### TO DO
What follows is a block of records; reproduce all of it verbatim.
------------------------------------------------------------------------
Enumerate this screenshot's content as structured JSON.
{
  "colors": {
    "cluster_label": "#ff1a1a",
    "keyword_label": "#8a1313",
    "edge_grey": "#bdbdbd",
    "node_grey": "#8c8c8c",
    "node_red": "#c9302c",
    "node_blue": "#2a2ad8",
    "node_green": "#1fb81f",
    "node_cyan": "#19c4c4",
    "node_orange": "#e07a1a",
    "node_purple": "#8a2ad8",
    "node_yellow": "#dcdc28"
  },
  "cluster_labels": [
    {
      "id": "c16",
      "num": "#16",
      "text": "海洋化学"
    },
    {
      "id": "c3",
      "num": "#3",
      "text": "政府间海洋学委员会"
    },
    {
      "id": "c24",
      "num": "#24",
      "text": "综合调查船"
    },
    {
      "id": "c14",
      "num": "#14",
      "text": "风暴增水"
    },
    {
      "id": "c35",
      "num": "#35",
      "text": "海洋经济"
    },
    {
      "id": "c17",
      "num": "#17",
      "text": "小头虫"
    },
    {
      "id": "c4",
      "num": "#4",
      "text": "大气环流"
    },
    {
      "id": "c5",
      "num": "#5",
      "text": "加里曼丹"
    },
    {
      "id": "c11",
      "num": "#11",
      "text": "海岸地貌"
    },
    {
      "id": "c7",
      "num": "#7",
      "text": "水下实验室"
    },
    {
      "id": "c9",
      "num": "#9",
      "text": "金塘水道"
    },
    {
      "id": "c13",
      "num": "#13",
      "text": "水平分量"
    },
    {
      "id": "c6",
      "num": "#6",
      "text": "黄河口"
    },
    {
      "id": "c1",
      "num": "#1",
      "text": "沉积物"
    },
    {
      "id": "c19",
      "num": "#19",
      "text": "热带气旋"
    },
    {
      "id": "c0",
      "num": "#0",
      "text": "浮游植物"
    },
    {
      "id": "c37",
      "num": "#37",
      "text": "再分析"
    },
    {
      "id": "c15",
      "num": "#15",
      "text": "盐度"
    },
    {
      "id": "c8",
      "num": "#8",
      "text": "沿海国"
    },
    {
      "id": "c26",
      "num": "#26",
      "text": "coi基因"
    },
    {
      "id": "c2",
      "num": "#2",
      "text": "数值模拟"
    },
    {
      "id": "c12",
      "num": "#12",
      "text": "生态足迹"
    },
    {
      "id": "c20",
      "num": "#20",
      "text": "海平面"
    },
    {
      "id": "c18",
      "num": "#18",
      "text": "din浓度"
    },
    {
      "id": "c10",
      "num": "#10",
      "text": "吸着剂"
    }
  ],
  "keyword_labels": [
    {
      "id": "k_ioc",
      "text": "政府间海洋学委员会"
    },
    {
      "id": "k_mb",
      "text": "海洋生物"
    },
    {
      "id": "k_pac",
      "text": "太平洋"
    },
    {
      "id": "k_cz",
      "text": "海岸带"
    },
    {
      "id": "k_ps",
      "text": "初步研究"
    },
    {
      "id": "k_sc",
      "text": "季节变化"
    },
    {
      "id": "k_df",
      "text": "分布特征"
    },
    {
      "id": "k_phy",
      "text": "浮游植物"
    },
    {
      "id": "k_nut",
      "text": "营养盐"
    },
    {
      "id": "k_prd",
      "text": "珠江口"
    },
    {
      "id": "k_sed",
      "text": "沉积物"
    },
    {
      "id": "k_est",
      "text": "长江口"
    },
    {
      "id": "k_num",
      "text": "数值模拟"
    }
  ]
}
------------------------------------------------------------------------
### TASK ANSWER
Enumerate this screenshot's content as structured JSON.
{
  "colors": {
    "cluster_label": "#ff1a1a",
    "keyword_label": "#8a1313",
    "edge_grey": "#bdbdbd",
    "node_grey": "#8c8c8c",
    "node_red": "#c9302c",
    "node_blue": "#2a2ad8",
    "node_green": "#1fb81f",
    "node_cyan": "#19c4c4",
    "node_orange": "#e07a1a",
    "node_purple": "#8a2ad8",
    "node_yellow": "#dcdc28"
  },
  "cluster_labels": [
    {
      "id": "c16",
      "num": "#16",
      "text": "海洋化学"
    },
    {
      "id": "c3",
      "num": "#3",
      "text": "政府间海洋学委员会"
    },
    {
      "id": "c24",
      "num": "#24",
      "text": "综合调查船"
    },
    {
      "id": "c14",
      "num": "#14",
      "text": "风暴增水"
    },
    {
      "id": "c35",
      "num": "#35",
      "text": "海洋经济"
    },
    {
      "id": "c17",
      "num": "#17",
      "text": "小头虫"
    },
    {
      "id": "c4",
      "num": "#4",
      "text": "大气环流"
    },
    {
      "id": "c5",
      "num": "#5",
      "text": "加里曼丹"
    },
    {
      "id": "c11",
      "num": "#11",
      "text": "海岸地貌"
    },
    {
      "id": "c7",
      "num": "#7",
      "text": "水下实验室"
    },
    {
      "id": "c9",
      "num": "#9",
      "text": "金塘水道"
    },
    {
      "id": "c13",
      "num": "#13",
      "text": "水平分量"
    },
    {
      "id": "c6",
      "num": "#6",
      "text": "黄河口"
    },
    {
      "id": "c1",
      "num": "#1",
      "text": "沉积物"
    },
    {
      "id": "c19",
      "num": "#19",
      "text": "热带气旋"
    },
    {
      "id": "c0",
      "num": "#0",
      "text": "浮游植物"
    },
    {
      "id": "c37",
      "num": "#37",
      "text": "再分析"
    },
    {
      "id": "c15",
      "num": "#15",
      "text": "盐度"
    },
    {
      "id": "c8",
      "num": "#8",
      "text": "沿海国"
    },
    {
      "id": "c26",
      "num": "#26",
      "text": "coi基因"
    },
    {
      "id": "c2",
      "num": "#2",
      "text": "数值模拟"
    },
    {
      "id": "c12",
      "num": "#12",
      "text": "生态足迹"
    },
    {
      "id": "c20",
      "num": "#20",
      "text": "海平面"
    },
    {
      "id": "c18",
      "num": "#18",
      "text": "din浓度"
    },
    {
      "id": "c10",
      "num": "#10",
      "text": "吸着剂"
    }
  ],
  "keyword_labels": [
    {
      "id": "k_ioc",
      "text": "政府间海洋学委员会"
    },
    {
      "id": "k_mb",
      "text": "海洋生物"
    },
    {
      "id": "k_pac",
      "text": "太平洋"
    },
    {
      "id": "k_cz",
      "text": "海岸带"
    },
    {
      "id": "k_ps",
      "text": "初步研究"
    },
    {
      "id": "k_sc",
      "text": "季节变化"
    },
    {
      "id": "k_df",
      "text": "分布特征"
    },
    {
      "id": "k_phy",
      "text": "浮游植物"
    },
    {
      "id": "k_nut",
      "text": "营养盐"
    },
    {
      "id": "k_prd",
      "text": "珠江口"
    },
    {
      "id": "k_sed",
      "text": "沉积物"
    },
    {
      "id": "k_est",
      "text": "长江口"
    },
    {
      "id": "k_num",
      "text": "数值模拟"
    }
  ]
}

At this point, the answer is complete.